-- begin Provided information --
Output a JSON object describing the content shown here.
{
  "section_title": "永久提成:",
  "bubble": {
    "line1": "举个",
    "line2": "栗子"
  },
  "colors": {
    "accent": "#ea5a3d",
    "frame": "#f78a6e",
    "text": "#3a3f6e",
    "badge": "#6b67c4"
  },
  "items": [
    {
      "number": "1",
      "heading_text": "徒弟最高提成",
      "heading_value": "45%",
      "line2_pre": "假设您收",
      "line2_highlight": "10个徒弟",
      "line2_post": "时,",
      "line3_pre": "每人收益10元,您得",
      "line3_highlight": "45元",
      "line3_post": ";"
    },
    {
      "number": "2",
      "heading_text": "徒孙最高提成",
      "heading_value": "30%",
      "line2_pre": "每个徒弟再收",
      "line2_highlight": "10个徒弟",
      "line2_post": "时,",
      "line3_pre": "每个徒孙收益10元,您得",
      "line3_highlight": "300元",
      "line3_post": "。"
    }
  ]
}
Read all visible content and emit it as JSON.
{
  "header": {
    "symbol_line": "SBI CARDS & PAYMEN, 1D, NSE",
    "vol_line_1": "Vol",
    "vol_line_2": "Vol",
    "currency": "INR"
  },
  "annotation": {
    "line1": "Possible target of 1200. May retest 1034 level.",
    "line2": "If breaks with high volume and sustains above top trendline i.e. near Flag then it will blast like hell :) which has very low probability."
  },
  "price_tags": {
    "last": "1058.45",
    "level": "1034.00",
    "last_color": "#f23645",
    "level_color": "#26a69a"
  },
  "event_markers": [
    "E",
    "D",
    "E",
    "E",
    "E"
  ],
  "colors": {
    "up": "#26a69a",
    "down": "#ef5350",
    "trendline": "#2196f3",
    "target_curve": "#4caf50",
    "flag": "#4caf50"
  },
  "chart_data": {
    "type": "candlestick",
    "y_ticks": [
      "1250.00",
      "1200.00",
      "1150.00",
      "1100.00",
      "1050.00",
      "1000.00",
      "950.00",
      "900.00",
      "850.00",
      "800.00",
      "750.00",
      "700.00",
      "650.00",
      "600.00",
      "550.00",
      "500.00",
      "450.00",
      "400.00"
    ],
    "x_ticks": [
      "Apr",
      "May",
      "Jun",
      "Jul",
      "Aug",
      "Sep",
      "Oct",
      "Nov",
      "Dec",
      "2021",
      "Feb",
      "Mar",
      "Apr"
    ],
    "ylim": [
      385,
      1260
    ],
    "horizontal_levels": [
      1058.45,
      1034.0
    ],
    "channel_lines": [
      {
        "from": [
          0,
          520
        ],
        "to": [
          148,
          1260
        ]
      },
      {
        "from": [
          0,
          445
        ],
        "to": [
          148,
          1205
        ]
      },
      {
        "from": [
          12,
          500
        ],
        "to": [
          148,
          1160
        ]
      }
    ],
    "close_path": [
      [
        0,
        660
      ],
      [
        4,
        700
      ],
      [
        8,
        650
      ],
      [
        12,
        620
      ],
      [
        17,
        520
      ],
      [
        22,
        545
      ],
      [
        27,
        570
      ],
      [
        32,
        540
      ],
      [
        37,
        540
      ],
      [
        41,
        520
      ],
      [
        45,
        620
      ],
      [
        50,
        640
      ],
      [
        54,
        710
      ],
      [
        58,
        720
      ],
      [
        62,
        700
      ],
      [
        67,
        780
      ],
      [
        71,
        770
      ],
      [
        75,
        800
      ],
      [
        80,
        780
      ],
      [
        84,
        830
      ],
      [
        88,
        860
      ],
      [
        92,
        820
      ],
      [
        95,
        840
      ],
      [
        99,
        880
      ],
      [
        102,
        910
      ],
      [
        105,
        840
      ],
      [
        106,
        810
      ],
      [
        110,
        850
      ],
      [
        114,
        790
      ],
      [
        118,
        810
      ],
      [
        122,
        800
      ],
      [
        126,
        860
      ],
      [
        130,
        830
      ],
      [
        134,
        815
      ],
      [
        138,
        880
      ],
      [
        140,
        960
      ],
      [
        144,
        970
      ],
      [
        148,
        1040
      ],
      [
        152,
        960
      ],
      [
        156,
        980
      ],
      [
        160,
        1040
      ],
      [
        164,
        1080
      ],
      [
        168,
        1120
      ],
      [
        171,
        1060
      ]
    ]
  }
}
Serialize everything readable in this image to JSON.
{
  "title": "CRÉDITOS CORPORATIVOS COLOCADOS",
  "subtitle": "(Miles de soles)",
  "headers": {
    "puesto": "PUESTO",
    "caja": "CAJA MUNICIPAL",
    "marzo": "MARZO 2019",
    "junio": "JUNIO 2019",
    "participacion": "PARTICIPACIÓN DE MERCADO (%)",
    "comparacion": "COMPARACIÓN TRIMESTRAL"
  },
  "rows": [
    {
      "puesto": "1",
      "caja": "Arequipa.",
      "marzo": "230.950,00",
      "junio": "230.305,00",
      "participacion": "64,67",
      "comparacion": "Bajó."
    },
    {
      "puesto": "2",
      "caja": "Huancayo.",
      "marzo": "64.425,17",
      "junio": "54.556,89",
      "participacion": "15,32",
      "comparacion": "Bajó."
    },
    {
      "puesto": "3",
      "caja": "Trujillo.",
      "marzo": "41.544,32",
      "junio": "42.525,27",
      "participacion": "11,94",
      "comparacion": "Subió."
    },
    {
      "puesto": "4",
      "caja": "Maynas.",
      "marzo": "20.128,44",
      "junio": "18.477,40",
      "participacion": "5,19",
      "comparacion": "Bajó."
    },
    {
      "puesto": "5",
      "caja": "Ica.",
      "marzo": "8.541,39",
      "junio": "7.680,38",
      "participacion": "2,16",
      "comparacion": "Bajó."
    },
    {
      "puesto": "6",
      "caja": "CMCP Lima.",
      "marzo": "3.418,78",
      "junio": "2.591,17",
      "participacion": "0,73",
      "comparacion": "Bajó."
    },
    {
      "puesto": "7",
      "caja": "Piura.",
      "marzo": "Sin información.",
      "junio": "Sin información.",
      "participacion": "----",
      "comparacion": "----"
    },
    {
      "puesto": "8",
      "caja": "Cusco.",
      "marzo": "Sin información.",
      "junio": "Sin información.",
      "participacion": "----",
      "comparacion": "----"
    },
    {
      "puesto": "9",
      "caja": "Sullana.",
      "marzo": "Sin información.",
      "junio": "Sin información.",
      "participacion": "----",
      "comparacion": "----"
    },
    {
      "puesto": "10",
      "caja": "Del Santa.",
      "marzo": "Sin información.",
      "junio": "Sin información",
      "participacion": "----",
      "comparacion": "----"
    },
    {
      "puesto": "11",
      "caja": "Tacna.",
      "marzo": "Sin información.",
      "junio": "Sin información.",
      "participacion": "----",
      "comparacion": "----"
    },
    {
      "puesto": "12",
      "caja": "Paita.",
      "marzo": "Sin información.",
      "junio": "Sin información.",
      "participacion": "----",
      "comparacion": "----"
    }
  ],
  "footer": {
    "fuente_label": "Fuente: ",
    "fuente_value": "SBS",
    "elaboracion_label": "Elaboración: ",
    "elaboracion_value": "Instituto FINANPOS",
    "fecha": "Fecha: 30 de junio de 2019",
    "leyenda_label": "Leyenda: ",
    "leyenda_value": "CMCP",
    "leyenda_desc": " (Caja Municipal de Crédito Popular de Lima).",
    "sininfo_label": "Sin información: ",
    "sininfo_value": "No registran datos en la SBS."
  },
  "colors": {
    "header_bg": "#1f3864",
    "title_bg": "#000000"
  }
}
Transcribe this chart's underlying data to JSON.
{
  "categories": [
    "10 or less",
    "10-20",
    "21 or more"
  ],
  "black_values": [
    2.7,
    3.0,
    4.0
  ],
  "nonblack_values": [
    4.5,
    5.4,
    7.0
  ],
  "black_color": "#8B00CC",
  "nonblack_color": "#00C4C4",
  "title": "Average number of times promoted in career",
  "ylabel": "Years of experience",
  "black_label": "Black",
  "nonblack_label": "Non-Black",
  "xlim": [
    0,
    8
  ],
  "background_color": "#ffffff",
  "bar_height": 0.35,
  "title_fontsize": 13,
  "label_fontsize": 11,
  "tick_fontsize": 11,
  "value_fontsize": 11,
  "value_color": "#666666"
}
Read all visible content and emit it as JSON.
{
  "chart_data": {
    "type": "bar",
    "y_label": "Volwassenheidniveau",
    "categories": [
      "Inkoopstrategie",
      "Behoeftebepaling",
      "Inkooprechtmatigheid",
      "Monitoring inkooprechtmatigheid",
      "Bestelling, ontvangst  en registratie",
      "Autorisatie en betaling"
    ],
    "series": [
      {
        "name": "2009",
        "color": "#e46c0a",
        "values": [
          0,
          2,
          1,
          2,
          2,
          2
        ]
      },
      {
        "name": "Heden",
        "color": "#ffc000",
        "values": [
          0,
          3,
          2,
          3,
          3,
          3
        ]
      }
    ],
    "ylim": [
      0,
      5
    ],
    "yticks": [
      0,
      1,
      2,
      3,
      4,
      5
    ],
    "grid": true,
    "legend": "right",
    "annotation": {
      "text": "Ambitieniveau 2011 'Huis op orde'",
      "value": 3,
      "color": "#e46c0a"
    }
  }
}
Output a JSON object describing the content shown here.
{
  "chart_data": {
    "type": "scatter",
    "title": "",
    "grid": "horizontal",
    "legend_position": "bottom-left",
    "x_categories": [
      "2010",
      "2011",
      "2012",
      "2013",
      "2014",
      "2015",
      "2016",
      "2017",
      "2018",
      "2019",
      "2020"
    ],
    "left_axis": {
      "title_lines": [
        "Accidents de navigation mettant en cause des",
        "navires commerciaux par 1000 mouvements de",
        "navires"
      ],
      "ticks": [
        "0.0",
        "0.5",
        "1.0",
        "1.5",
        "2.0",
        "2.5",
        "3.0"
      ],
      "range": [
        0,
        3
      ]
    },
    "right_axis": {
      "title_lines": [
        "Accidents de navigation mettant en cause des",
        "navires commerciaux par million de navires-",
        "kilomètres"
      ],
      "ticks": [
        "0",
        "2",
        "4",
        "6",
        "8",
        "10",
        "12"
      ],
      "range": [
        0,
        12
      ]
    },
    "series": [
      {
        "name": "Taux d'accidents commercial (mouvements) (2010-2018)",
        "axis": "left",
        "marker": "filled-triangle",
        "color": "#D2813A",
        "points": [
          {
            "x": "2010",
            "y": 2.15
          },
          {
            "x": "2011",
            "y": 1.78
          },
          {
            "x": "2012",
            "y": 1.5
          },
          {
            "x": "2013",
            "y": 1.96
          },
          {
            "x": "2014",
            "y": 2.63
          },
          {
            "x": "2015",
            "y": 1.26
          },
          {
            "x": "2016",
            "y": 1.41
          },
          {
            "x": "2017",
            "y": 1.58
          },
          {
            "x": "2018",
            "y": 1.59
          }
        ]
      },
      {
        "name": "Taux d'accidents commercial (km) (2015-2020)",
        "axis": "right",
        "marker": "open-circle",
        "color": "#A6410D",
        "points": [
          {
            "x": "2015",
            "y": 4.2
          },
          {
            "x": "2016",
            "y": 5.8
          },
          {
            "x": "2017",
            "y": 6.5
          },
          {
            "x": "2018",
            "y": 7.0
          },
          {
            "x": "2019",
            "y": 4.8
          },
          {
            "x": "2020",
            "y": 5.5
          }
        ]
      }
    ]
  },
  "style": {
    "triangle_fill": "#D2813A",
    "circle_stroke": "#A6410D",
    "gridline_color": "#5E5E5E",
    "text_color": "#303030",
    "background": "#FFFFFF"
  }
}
-- end Provided information --
Check each line of the entries above for the word "trendline". List the ones that have it.

    "line2": "If breaks with high volume and sustains above top trendline i.e. near Flag then it will blast like hell :) which has very low probability."
    "trendline": "#2196f3",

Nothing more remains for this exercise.